In this exercise, reproduce all the entries that follow exactly.

(Stored items)
>> begin

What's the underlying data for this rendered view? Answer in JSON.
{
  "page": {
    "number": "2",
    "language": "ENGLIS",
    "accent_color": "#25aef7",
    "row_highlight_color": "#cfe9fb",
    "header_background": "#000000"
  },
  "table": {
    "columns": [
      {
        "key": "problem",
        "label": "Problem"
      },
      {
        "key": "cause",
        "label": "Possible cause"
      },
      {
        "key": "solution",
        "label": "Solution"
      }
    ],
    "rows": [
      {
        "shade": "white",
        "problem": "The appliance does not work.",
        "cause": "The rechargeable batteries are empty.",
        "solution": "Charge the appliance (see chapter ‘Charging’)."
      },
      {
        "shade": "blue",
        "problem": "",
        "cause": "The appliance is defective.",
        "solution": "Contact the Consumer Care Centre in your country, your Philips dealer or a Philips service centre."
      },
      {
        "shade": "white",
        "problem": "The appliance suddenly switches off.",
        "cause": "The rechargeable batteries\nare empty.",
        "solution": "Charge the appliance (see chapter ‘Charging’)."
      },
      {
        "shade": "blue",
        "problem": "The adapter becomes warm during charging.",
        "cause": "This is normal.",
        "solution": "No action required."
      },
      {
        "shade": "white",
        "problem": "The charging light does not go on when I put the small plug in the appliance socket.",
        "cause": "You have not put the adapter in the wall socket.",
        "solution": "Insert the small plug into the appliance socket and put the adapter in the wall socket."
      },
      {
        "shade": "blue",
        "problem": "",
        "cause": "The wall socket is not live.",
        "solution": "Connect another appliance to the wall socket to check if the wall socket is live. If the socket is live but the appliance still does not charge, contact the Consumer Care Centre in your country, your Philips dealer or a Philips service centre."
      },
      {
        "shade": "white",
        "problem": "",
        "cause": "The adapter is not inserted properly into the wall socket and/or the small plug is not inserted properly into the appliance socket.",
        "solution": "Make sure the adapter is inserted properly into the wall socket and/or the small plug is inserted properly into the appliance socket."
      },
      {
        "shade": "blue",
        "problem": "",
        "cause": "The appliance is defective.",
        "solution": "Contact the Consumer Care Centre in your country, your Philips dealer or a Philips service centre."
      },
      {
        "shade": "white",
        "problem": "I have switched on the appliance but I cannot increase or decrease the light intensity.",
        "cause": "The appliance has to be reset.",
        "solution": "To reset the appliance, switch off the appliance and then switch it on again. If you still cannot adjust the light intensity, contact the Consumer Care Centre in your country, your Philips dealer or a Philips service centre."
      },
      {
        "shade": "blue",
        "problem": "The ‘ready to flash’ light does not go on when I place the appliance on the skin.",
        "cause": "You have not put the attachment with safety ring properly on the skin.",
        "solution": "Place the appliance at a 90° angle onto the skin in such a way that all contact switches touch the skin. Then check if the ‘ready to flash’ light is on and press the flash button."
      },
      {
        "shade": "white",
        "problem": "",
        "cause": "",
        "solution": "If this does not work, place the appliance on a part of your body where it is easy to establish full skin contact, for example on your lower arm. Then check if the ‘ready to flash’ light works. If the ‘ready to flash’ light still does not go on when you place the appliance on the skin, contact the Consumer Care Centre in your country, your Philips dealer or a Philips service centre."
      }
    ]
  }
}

>> end

> _PROBLEM SOLUTION_
What's the underlying data for this rendered view? Answer in JSON.
{
  "page": {
    "number": "2",
    "language": "ENGLIS",
    "accent_color": "#25aef7",
    "row_highlight_color": "#cfe9fb",
    "header_background": "#000000"
  },
  "table": {
    "columns": [
      {
        "key": "problem",
        "label": "Problem"
      },
      {
        "key": "cause",
        "label": "Possible cause"
      },
      {
        "key": "solution",
        "label": "Solution"
      }
    ],
    "rows": [
      {
        "shade": "white",
        "problem": "The appliance does not work.",
        "cause": "The rechargeable batteries are empty.",
        "solution": "Charge the appliance (see chapter ‘Charging’)."
      },
      {
        "shade": "blue",
        "problem": "",
        "cause": "The appliance is defective.",
        "solution": "Contact the Consumer Care Centre in your country, your Philips dealer or a Philips service centre."
      },
      {
        "shade": "white",
        "problem": "The appliance suddenly switches off.",
        "cause": "The rechargeable batteries\nare empty.",
        "solution": "Charge the appliance (see chapter ‘Charging’)."
      },
      {
        "shade": "blue",
        "problem": "The adapter becomes warm during charging.",
        "cause": "This is normal.",
        "solution": "No action required."
      },
      {
        "shade": "white",
        "problem": "The charging light does not go on when I put the small plug in the appliance socket.",
        "cause": "You have not put the adapter in the wall socket.",
        "solution": "Insert the small plug into the appliance socket and put the adapter in the wall socket."
      },
      {
        "shade": "blue",
        "problem": "",
        "cause": "The wall socket is not live.",
        "solution": "Connect another appliance to the wall socket to check if the wall socket is live. If the socket is live but the appliance still does not charge, contact the Consumer Care Centre in your country, your Philips dealer or a Philips service centre."
      },
      {
        "shade": "white",
        "problem": "",
        "cause": "The adapter is not inserted properly into the wall socket and/or the small plug is not inserted properly into the appliance socket.",
        "solution": "Make sure the adapter is inserted properly into the wall socket and/or the small plug is inserted properly into the appliance socket."
      },
      {
        "shade": "blue",
        "problem": "",
        "cause": "The appliance is defective.",
        "solution": "Contact the Consumer Care Centre in your country, your Philips dealer or a Philips service centre."
      },
      {
        "shade": "white",
        "problem": "I have switched on the appliance but I cannot increase or decrease the light intensity.",
        "cause": "The appliance has to be reset.",
        "solution": "To reset the appliance, switch off the appliance and then switch it on again. If you still cannot adjust the light intensity, contact the Consumer Care Centre in your country, your Philips dealer or a Philips service centre."
      },
      {
        "shade": "blue",
        "problem": "The ‘ready to flash’ light does not go on when I place the appliance on the skin.",
        "cause": "You have not put the attachment with safety ring properly on the skin.",
        "solution": "Place the appliance at a 90° angle onto the skin in such a way that all contact switches touch the skin. Then check if the ‘ready to flash’ light is on and press the flash button."
      },
      {
        "shade": "white",
        "problem": "",
        "cause": "",
        "solution": "If this does not work, place the appliance on a part of your body where it is easy to establish full skin contact, for example on your lower arm. Then check if the ‘ready to flash’ light works. If the ‘ready to flash’ light still does not go on when you place the appliance on the skin, contact the Consumer Care Centre in your country, your Philips dealer or a Philips service centre."
      }
    ]
  }
}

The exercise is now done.